▶ [Brief] Beginning at the line that holds "Enumerate this screenshot's", copy the material below exactly through its last line.

▶ [Provided data]
^^^^^^^^

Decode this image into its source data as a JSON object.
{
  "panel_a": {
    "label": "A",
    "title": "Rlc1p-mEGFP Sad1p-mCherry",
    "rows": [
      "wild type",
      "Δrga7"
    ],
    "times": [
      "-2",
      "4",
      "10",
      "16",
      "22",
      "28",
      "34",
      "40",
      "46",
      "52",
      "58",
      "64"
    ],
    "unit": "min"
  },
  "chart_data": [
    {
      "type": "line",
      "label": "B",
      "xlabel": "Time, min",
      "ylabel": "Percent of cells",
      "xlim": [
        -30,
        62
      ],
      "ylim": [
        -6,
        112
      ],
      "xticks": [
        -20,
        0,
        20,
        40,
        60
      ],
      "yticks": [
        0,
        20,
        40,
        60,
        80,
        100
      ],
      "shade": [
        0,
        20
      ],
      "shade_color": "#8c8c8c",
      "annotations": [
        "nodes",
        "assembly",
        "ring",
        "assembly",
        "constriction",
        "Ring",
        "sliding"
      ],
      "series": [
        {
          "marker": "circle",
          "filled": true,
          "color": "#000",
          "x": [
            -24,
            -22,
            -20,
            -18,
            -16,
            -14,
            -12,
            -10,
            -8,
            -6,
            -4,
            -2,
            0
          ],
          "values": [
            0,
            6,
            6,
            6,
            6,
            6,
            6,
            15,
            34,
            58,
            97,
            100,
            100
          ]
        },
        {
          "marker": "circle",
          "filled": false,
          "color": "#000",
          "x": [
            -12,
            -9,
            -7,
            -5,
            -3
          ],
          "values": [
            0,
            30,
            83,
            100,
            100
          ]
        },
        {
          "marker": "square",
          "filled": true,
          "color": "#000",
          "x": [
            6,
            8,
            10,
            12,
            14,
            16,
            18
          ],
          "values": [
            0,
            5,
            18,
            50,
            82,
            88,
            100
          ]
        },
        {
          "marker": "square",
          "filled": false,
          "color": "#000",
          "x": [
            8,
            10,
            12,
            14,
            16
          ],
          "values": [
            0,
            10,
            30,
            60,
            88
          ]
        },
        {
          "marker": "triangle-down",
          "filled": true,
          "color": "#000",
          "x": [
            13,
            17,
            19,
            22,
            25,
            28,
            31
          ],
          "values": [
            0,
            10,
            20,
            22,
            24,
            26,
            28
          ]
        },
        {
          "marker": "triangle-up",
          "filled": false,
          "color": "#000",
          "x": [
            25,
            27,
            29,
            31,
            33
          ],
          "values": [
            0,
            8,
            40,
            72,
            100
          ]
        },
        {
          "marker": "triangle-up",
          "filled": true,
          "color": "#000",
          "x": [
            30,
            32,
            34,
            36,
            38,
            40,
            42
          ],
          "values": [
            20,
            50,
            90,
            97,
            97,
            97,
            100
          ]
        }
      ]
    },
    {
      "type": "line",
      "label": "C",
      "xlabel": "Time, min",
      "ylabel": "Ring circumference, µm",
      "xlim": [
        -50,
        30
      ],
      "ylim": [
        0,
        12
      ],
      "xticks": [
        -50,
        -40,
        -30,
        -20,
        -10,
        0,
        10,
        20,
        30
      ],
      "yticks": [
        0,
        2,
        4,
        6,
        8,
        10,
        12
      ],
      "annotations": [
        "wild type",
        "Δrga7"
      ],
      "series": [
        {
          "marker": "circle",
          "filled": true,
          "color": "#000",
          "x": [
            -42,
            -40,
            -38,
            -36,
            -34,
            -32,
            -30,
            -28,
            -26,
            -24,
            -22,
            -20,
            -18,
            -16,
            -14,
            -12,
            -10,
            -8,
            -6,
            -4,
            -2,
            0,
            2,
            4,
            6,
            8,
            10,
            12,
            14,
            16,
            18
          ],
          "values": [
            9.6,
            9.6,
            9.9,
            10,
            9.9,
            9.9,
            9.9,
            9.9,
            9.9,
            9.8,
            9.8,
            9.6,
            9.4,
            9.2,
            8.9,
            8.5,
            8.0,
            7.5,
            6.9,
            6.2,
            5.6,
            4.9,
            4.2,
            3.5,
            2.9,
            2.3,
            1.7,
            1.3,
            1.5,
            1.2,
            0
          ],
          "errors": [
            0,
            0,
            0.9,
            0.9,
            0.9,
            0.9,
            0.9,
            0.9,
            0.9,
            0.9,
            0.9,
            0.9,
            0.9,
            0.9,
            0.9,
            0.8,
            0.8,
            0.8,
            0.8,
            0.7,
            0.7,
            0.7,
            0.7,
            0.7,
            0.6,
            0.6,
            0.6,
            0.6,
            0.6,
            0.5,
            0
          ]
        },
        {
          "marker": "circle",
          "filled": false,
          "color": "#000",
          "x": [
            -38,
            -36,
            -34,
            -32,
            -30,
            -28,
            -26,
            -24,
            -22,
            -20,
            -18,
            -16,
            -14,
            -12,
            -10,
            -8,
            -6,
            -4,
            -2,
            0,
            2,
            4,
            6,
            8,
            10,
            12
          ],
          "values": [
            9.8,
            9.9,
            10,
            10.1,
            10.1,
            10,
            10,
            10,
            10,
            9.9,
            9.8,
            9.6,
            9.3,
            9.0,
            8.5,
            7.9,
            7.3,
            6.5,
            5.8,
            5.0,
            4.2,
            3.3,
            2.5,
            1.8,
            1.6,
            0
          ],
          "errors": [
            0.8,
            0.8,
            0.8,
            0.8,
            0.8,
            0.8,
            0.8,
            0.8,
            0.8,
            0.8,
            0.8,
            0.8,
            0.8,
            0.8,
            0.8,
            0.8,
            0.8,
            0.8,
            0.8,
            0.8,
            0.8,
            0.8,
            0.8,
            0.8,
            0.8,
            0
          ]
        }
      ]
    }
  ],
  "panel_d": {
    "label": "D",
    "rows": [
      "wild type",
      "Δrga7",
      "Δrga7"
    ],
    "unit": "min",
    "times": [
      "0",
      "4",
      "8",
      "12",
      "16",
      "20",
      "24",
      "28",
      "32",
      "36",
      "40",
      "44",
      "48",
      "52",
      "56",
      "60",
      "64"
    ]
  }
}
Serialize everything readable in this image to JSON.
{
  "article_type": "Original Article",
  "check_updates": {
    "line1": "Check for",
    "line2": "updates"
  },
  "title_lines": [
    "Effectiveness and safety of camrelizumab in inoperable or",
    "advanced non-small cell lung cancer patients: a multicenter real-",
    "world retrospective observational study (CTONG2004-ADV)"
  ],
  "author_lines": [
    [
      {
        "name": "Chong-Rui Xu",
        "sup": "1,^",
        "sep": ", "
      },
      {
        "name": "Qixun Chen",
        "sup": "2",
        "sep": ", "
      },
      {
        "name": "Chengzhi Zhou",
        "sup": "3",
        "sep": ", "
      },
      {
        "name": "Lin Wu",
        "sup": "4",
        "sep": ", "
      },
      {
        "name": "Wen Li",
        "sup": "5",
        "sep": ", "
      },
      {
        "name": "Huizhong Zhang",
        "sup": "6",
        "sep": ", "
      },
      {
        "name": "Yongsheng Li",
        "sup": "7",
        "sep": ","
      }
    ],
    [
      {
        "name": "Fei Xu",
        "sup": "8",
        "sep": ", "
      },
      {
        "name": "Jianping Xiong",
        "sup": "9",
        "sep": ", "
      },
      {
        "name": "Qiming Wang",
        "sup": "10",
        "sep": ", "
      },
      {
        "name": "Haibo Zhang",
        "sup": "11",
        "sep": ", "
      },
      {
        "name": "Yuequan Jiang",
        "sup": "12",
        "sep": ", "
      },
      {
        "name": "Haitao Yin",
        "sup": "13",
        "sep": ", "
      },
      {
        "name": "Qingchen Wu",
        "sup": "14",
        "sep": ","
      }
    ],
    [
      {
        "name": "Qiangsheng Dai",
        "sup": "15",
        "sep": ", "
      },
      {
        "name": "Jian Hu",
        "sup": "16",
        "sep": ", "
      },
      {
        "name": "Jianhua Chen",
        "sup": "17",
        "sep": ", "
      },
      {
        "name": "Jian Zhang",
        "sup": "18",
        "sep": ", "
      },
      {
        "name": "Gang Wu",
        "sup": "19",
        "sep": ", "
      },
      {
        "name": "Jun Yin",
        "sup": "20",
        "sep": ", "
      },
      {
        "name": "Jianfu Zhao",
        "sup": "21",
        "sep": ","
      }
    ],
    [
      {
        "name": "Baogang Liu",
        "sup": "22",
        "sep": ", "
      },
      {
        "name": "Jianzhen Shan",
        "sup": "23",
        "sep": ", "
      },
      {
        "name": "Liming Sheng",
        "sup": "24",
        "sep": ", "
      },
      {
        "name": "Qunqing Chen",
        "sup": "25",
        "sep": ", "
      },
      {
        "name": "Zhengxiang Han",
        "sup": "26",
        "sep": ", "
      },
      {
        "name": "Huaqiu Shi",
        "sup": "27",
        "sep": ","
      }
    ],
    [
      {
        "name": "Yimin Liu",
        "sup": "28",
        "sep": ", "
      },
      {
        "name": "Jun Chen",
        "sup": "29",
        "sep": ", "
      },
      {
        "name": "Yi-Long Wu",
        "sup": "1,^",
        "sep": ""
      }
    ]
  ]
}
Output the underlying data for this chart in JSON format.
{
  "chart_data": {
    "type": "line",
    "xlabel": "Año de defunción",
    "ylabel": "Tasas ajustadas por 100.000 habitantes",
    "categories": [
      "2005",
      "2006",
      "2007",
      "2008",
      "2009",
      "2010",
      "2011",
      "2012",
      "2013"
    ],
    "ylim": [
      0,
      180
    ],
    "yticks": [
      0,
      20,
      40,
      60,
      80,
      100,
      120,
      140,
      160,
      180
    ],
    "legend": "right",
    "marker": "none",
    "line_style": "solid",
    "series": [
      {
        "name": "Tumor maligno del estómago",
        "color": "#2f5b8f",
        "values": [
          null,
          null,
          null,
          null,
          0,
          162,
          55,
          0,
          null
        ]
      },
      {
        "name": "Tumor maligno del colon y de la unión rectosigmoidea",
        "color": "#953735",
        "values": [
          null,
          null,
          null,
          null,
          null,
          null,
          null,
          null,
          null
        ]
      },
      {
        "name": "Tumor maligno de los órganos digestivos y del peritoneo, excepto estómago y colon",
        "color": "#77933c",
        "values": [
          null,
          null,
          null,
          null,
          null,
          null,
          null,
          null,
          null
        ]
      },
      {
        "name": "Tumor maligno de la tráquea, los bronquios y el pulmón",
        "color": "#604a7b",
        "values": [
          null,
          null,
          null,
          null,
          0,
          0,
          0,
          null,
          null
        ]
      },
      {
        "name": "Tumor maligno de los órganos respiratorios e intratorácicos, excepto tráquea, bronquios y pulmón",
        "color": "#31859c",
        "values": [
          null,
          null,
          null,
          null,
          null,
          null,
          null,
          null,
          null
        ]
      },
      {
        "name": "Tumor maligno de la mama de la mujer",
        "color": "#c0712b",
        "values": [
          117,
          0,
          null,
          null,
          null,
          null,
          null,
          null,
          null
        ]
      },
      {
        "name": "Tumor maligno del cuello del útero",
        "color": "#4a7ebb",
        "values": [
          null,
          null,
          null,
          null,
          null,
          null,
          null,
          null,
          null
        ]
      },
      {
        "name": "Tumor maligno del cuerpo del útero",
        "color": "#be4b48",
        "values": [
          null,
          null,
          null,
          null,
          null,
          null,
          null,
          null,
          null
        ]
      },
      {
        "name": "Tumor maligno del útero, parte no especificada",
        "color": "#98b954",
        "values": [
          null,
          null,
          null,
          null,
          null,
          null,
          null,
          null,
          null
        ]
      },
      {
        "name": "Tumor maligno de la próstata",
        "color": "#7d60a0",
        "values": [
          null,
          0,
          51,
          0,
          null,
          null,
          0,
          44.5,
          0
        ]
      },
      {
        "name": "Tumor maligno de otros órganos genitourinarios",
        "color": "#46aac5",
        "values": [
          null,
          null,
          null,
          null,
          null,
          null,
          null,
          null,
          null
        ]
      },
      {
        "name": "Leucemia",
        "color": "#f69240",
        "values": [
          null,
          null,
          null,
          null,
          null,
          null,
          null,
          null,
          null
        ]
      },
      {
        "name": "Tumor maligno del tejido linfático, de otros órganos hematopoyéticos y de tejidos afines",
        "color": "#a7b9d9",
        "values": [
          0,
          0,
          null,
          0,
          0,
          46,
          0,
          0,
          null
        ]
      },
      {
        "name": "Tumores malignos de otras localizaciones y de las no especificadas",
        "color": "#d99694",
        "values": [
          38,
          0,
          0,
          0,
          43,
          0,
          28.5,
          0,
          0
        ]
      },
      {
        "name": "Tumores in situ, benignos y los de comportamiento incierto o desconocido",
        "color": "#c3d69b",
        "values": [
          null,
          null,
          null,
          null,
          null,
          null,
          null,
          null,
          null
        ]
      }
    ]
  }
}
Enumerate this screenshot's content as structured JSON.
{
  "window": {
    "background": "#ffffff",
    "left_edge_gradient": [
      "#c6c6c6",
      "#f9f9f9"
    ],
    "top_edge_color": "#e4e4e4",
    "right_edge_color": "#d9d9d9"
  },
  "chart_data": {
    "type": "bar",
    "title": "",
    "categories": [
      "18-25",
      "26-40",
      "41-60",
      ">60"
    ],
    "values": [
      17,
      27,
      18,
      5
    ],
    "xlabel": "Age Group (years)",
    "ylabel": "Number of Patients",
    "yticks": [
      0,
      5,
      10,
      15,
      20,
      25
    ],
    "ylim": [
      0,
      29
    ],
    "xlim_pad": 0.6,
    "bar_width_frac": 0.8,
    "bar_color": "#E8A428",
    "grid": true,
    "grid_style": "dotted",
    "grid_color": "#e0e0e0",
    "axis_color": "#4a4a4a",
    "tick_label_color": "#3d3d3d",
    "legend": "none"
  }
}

^^^^^^^^

▶ [Exercise response]
Enumerate this screenshot's content as structured JSON.
{
  "window": {
    "background": "#ffffff",
    "left_edge_gradient": [
      "#c6c6c6",
      "#f9f9f9"
    ],
    "top_edge_color": "#e4e4e4",
    "right_edge_color": "#d9d9d9"
  },
  "chart_data": {
    "type": "bar",
    "title": "",
    "categories": [
      "18-25",
      "26-40",
      "41-60",
      ">60"
    ],
    "values": [
      17,
      27,
      18,
      5
    ],
    "xlabel": "Age Group (years)",
    "ylabel": "Number of Patients",
    "yticks": [
      0,
      5,
      10,
      15,
      20,
      25
    ],
    "ylim": [
      0,
      29
    ],
    "xlim_pad": 0.6,
    "bar_width_frac": 0.8,
    "bar_color": "#E8A428",
    "grid": true,
    "grid_style": "dotted",
    "grid_color": "#e0e0e0",
    "axis_color": "#4a4a4a",
    "tick_label_color": "#3d3d3d",
    "legend": "none"
  }
}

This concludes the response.